Counting only lines that hold "للمدعية", give the total and nothing more.

--- SUPPLIED MATERIAL ---

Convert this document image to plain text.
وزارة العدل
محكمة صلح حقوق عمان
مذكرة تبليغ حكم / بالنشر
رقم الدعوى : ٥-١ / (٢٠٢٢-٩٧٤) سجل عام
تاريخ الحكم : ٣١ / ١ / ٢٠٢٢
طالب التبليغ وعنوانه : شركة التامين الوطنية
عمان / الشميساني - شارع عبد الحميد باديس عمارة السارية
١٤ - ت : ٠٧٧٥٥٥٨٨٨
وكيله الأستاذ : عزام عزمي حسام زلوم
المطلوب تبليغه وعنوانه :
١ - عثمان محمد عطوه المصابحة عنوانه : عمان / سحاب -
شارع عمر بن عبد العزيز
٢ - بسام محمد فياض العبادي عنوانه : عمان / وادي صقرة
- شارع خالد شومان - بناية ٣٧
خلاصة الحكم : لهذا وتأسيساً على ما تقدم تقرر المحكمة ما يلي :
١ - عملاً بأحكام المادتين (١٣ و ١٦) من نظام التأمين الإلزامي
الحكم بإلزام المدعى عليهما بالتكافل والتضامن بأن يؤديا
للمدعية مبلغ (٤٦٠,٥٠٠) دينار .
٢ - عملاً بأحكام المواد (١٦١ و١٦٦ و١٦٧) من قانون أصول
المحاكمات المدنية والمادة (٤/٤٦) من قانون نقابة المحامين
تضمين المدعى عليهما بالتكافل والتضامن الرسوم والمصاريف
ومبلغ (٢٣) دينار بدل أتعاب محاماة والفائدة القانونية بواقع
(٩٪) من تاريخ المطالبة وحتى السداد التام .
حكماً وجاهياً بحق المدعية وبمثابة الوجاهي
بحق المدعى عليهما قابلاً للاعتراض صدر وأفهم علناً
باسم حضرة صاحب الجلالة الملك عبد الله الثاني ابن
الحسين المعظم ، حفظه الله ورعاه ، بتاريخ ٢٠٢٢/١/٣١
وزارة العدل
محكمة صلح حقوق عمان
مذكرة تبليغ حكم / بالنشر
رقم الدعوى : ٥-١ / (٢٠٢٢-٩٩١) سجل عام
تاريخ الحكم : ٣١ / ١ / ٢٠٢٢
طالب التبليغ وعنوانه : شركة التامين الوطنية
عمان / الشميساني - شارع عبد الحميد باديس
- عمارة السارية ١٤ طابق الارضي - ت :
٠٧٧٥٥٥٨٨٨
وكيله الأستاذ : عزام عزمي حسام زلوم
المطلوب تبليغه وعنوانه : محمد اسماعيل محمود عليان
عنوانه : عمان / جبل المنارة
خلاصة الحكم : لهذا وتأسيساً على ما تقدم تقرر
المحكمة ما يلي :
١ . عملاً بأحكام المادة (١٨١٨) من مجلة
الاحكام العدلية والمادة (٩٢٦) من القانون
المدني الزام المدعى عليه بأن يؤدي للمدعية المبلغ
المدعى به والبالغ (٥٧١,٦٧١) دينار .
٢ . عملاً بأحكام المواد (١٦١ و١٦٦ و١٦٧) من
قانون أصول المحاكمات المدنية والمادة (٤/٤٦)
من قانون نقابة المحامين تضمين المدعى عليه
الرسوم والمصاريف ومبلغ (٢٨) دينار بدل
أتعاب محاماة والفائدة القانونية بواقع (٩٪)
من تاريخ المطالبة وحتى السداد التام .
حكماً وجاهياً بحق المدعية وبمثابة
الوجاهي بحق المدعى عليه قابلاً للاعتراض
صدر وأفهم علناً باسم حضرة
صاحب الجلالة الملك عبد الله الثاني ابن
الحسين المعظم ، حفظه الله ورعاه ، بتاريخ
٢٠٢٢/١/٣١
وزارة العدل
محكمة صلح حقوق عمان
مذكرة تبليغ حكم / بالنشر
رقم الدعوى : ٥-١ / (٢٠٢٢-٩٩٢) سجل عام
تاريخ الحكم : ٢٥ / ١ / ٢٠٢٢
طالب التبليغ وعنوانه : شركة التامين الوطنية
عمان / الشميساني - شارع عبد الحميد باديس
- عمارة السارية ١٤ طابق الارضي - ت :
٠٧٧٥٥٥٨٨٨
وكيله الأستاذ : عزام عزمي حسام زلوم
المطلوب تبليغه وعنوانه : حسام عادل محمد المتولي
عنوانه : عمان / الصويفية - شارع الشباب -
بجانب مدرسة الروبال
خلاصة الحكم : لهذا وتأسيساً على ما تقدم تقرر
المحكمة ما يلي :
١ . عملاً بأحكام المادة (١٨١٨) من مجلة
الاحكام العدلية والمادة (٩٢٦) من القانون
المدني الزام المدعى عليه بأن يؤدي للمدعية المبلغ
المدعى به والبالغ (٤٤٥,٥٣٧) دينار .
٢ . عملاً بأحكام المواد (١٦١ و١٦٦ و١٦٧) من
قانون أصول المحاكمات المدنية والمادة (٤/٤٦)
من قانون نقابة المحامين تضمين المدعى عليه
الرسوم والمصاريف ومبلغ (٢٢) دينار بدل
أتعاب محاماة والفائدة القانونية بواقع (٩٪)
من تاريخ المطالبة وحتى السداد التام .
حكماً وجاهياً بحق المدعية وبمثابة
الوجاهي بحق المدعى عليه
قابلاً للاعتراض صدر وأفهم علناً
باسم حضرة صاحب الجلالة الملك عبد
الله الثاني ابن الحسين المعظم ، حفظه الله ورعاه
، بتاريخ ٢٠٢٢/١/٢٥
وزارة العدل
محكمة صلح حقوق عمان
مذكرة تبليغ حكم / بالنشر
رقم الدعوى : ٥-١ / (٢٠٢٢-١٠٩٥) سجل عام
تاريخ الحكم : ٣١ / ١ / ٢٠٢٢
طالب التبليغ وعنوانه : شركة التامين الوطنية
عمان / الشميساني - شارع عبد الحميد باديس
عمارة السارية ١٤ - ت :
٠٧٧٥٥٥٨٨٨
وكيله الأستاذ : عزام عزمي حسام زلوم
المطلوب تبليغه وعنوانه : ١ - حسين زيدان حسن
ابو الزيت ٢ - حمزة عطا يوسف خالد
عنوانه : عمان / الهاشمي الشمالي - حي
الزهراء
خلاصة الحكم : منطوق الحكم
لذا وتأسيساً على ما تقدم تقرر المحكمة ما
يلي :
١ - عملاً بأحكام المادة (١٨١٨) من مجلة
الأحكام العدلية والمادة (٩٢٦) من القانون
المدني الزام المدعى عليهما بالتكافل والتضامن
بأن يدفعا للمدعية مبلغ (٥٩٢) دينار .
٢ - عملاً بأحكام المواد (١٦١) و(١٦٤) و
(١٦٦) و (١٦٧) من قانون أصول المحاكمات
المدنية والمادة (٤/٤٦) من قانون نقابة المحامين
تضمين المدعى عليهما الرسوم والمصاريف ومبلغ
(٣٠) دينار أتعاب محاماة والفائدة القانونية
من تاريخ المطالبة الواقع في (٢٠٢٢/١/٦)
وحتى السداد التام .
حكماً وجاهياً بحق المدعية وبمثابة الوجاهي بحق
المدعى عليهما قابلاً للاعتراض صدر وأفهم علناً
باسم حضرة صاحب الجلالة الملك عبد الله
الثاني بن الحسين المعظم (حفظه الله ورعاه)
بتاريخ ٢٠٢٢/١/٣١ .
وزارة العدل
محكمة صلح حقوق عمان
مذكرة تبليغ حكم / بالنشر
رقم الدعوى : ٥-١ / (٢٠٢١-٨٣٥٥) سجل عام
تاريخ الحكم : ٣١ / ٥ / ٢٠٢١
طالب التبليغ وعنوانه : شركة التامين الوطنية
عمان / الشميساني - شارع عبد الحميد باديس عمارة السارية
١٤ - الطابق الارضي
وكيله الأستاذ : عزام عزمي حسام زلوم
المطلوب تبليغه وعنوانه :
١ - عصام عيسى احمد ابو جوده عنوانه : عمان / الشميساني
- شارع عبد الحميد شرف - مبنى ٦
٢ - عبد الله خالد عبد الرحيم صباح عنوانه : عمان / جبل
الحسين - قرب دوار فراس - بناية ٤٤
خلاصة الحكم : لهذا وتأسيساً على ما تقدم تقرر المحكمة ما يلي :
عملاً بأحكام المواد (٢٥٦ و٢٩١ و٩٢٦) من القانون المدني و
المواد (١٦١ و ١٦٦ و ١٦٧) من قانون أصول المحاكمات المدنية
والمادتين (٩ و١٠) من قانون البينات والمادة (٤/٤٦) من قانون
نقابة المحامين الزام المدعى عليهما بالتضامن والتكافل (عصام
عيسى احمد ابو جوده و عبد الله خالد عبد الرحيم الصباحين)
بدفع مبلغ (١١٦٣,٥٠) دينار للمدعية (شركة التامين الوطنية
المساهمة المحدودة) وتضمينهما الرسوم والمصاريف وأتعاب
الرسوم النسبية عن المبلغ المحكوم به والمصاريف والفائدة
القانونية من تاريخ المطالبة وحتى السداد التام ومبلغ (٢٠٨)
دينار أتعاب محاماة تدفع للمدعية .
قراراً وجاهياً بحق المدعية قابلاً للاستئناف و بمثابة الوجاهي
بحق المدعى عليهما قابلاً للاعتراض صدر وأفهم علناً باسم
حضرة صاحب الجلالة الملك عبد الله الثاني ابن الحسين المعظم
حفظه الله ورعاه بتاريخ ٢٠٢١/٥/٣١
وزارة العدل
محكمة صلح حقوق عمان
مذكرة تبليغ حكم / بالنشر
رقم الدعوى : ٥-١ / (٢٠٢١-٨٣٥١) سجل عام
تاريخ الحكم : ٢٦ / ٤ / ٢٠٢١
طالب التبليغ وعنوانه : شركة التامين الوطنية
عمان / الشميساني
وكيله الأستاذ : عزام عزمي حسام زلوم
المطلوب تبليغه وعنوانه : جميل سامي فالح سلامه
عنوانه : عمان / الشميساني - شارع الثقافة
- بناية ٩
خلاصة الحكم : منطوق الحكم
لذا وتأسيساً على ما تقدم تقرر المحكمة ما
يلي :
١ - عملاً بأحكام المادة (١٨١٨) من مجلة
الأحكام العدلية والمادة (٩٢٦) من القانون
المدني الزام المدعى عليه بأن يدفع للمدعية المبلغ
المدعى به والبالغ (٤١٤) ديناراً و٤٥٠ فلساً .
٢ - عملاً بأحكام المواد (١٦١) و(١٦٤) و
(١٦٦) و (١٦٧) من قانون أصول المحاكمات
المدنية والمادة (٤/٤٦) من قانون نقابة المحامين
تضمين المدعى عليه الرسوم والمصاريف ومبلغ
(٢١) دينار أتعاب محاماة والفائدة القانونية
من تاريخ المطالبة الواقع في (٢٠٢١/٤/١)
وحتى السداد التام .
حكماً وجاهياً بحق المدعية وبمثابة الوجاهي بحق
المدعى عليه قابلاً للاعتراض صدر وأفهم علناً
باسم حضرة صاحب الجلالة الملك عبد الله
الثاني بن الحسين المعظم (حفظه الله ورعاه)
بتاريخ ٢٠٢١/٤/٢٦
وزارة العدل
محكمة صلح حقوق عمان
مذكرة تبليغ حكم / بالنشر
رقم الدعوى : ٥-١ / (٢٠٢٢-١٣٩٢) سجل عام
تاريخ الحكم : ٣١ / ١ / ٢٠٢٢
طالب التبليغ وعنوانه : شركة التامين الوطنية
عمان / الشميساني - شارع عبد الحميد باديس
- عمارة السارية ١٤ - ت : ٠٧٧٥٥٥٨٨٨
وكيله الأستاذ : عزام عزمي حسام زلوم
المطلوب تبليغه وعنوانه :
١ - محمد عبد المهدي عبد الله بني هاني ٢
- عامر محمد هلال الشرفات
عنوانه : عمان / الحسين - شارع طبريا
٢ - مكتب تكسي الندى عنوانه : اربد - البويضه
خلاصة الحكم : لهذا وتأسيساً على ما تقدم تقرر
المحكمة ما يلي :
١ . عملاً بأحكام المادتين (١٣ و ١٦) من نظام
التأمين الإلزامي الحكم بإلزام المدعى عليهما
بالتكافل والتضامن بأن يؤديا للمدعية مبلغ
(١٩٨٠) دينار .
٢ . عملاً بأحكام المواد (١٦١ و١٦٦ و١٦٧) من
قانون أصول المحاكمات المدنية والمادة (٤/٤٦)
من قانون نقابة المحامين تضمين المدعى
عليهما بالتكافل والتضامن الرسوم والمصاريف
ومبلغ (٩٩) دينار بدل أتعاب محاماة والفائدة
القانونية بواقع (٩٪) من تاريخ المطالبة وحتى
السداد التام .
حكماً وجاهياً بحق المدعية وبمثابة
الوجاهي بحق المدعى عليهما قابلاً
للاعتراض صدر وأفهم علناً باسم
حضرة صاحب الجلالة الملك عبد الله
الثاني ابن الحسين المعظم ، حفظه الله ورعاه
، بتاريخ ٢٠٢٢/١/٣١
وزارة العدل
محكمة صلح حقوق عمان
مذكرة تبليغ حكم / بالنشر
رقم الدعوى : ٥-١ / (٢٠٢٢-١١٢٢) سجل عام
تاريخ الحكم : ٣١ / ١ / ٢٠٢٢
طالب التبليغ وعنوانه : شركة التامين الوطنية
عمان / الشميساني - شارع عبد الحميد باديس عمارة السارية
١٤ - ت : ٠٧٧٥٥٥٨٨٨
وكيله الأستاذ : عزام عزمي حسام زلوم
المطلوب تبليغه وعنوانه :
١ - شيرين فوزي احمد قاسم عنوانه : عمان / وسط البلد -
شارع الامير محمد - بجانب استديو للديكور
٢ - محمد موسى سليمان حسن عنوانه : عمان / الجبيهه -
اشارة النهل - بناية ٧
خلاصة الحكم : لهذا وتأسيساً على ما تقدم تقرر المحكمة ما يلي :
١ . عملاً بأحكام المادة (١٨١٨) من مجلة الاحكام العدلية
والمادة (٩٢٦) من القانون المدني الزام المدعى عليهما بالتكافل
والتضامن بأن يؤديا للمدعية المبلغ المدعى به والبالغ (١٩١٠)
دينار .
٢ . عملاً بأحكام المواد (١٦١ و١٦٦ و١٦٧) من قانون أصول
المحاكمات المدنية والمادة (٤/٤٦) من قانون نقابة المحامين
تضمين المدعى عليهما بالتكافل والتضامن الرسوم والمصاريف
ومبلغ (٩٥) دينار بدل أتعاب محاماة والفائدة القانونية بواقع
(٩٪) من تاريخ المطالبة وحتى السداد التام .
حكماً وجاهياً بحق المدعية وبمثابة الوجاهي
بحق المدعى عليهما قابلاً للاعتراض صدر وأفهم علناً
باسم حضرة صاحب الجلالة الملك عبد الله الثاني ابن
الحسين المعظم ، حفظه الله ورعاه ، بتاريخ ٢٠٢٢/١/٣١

---

▸ RESULT
9